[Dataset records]
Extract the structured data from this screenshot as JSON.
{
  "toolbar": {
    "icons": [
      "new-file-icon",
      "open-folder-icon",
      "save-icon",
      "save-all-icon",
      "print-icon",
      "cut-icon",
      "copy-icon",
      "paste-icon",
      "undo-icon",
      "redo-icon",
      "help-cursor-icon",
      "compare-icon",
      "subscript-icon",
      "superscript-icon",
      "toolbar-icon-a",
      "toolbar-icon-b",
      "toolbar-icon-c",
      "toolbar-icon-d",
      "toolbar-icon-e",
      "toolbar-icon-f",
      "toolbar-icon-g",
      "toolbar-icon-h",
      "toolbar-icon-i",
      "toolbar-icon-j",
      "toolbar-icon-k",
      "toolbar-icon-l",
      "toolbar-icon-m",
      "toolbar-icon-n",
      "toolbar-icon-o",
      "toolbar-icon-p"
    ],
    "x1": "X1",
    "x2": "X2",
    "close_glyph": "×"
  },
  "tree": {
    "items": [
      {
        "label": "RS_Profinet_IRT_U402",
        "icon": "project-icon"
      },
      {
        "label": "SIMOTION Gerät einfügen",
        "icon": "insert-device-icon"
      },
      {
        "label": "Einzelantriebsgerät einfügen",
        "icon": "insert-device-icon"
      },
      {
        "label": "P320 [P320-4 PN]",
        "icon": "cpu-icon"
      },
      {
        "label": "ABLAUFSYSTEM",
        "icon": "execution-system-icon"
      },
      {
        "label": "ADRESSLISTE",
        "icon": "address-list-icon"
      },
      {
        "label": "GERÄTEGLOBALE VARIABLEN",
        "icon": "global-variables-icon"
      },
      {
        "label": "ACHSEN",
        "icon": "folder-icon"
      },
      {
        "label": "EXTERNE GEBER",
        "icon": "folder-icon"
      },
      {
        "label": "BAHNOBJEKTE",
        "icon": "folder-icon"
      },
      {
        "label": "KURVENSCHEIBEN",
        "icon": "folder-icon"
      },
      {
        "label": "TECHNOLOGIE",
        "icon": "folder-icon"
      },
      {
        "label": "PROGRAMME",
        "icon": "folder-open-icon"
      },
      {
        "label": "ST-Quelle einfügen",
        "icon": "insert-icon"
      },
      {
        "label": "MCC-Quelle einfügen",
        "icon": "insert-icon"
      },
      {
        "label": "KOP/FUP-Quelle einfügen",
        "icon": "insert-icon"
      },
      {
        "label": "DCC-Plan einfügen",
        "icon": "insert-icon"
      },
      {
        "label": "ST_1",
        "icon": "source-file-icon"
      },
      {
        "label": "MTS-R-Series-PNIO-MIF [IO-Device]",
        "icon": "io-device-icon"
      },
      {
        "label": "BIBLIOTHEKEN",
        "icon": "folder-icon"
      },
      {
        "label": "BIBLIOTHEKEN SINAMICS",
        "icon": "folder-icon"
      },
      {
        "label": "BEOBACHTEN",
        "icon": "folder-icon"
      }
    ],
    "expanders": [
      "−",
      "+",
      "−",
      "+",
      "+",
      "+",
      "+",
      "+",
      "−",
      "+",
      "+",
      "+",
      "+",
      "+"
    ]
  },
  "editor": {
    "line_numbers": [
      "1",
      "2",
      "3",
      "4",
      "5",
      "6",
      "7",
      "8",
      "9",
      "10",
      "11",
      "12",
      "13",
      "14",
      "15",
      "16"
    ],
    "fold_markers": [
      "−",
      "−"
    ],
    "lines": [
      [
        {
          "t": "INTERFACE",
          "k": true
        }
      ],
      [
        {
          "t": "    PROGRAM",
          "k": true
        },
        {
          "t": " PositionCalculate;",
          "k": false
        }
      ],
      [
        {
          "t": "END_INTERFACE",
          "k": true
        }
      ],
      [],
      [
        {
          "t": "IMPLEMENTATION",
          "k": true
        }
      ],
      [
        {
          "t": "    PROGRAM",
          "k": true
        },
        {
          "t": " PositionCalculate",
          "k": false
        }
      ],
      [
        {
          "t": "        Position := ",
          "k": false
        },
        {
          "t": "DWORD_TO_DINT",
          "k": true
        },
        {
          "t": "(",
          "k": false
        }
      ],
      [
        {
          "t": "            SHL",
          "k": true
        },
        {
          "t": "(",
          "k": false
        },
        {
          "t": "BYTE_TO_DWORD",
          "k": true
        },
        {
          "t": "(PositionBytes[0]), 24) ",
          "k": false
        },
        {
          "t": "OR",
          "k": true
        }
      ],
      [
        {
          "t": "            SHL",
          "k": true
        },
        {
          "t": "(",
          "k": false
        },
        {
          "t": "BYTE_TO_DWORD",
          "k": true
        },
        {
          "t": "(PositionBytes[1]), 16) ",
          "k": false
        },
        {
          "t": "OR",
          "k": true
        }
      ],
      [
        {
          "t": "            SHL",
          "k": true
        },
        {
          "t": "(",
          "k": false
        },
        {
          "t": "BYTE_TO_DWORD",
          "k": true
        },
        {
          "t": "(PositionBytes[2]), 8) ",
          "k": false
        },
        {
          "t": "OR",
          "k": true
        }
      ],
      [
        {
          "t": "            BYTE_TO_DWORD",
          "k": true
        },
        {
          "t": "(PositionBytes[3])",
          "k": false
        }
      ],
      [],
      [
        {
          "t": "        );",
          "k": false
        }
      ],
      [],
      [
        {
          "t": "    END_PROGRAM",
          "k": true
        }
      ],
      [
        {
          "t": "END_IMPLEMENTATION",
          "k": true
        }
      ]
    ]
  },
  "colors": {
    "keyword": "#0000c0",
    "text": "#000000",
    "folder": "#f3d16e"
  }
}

==

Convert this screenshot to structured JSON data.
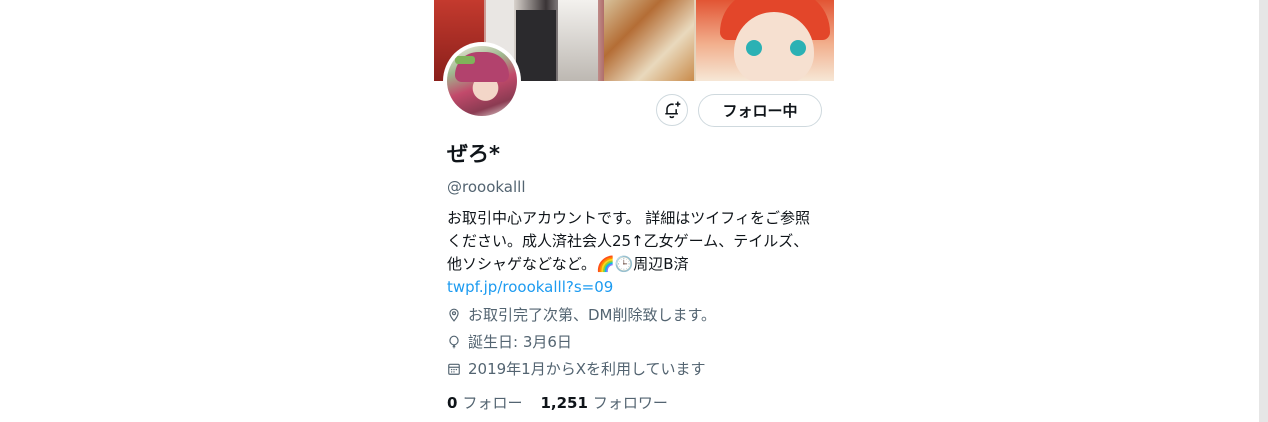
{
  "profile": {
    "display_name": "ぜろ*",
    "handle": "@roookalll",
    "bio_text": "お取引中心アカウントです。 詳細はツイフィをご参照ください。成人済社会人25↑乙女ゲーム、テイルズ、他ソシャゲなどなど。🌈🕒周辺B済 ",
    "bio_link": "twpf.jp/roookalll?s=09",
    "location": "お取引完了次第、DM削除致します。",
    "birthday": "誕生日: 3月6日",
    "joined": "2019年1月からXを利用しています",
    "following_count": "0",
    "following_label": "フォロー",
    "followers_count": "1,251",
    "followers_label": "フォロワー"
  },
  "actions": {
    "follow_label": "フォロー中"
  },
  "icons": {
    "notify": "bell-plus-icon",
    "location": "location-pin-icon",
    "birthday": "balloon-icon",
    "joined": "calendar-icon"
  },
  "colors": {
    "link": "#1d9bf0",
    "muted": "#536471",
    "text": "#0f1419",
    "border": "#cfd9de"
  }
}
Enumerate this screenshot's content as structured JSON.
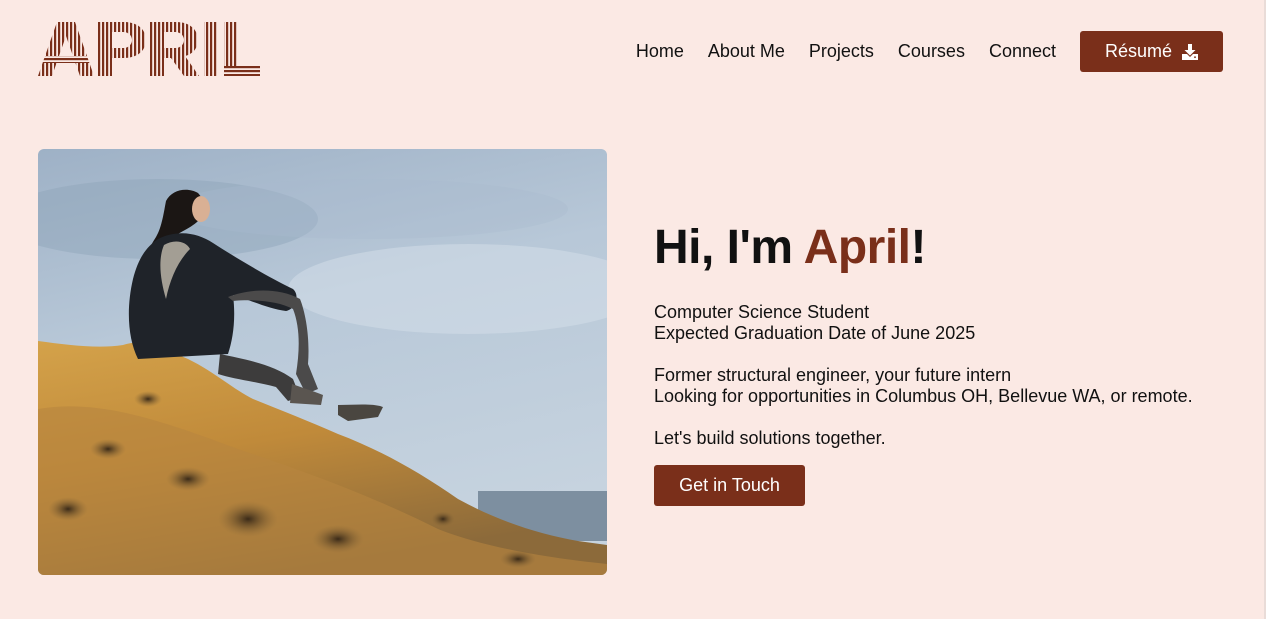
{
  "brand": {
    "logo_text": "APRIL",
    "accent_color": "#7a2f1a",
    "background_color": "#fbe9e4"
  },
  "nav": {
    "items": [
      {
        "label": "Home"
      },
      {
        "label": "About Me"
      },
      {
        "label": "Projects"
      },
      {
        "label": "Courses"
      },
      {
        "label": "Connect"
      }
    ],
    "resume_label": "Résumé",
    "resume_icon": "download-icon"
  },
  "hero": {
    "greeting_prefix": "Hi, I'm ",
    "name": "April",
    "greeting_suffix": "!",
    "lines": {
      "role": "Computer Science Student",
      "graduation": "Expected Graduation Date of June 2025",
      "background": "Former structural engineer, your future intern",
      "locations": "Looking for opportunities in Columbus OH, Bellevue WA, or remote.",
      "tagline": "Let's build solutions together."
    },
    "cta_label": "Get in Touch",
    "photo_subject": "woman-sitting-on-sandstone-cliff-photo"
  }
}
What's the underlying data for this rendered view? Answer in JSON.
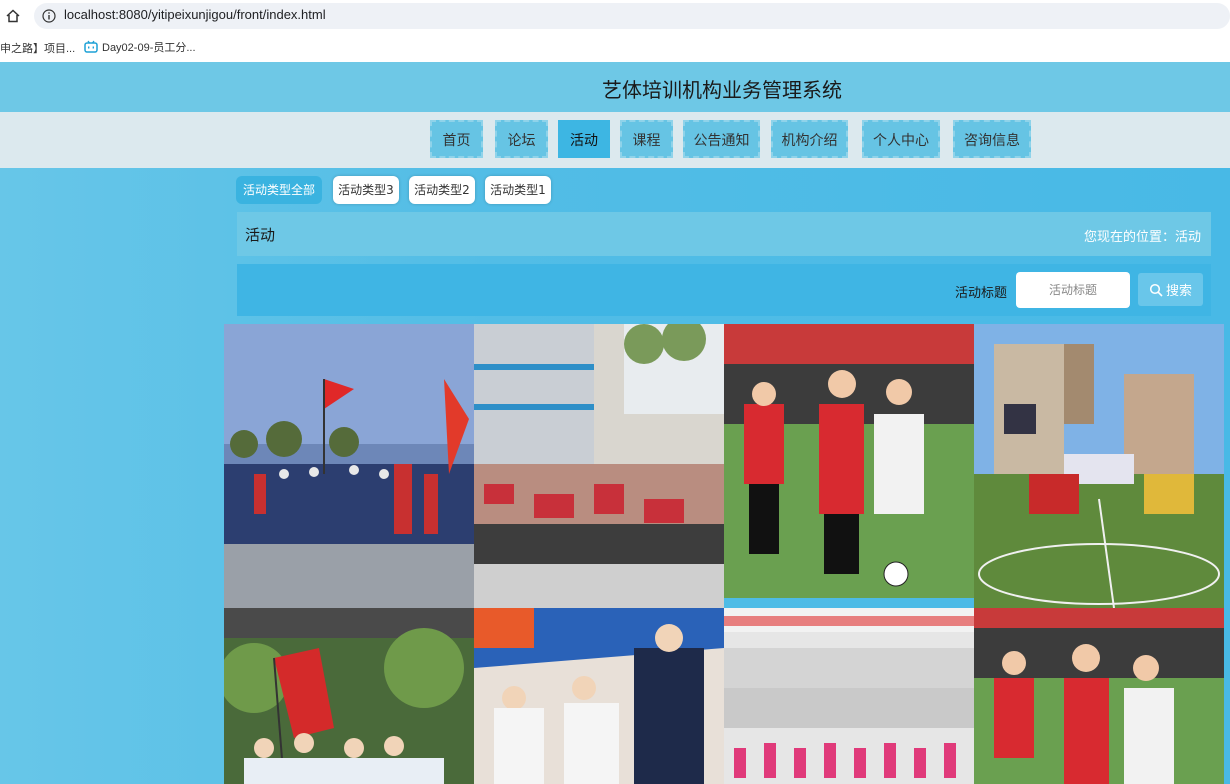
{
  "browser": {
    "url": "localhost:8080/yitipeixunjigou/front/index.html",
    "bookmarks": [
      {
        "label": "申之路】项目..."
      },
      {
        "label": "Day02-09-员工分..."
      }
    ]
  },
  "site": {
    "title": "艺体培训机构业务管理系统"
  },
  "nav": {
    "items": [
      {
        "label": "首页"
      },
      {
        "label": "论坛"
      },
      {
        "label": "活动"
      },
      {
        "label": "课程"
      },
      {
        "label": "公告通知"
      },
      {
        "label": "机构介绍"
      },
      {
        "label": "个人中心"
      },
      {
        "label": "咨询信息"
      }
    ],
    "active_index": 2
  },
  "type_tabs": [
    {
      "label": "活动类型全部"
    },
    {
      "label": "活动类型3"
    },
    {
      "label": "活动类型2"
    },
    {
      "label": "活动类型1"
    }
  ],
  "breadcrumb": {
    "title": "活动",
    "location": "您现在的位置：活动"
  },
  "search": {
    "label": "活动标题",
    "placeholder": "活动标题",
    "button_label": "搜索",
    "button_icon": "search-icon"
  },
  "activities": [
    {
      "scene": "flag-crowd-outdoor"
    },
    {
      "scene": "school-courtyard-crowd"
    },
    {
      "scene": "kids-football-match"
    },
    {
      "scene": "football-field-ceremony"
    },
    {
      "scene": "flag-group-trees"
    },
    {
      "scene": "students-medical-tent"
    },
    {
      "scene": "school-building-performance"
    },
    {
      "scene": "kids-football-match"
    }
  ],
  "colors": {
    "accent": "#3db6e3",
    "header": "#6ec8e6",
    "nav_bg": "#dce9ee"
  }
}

* [The request] Look over the records above and copy each line that includes the string "scene".

* [Exercise result]
      "scene": "flag-crowd-outdoor"
      "scene": "school-courtyard-crowd"
      "scene": "kids-football-match"
      "scene": "football-field-ceremony"
      "scene": "flag-group-trees"
      "scene": "students-medical-tent"
      "scene": "school-building-performance"
      "scene": "kids-football-match"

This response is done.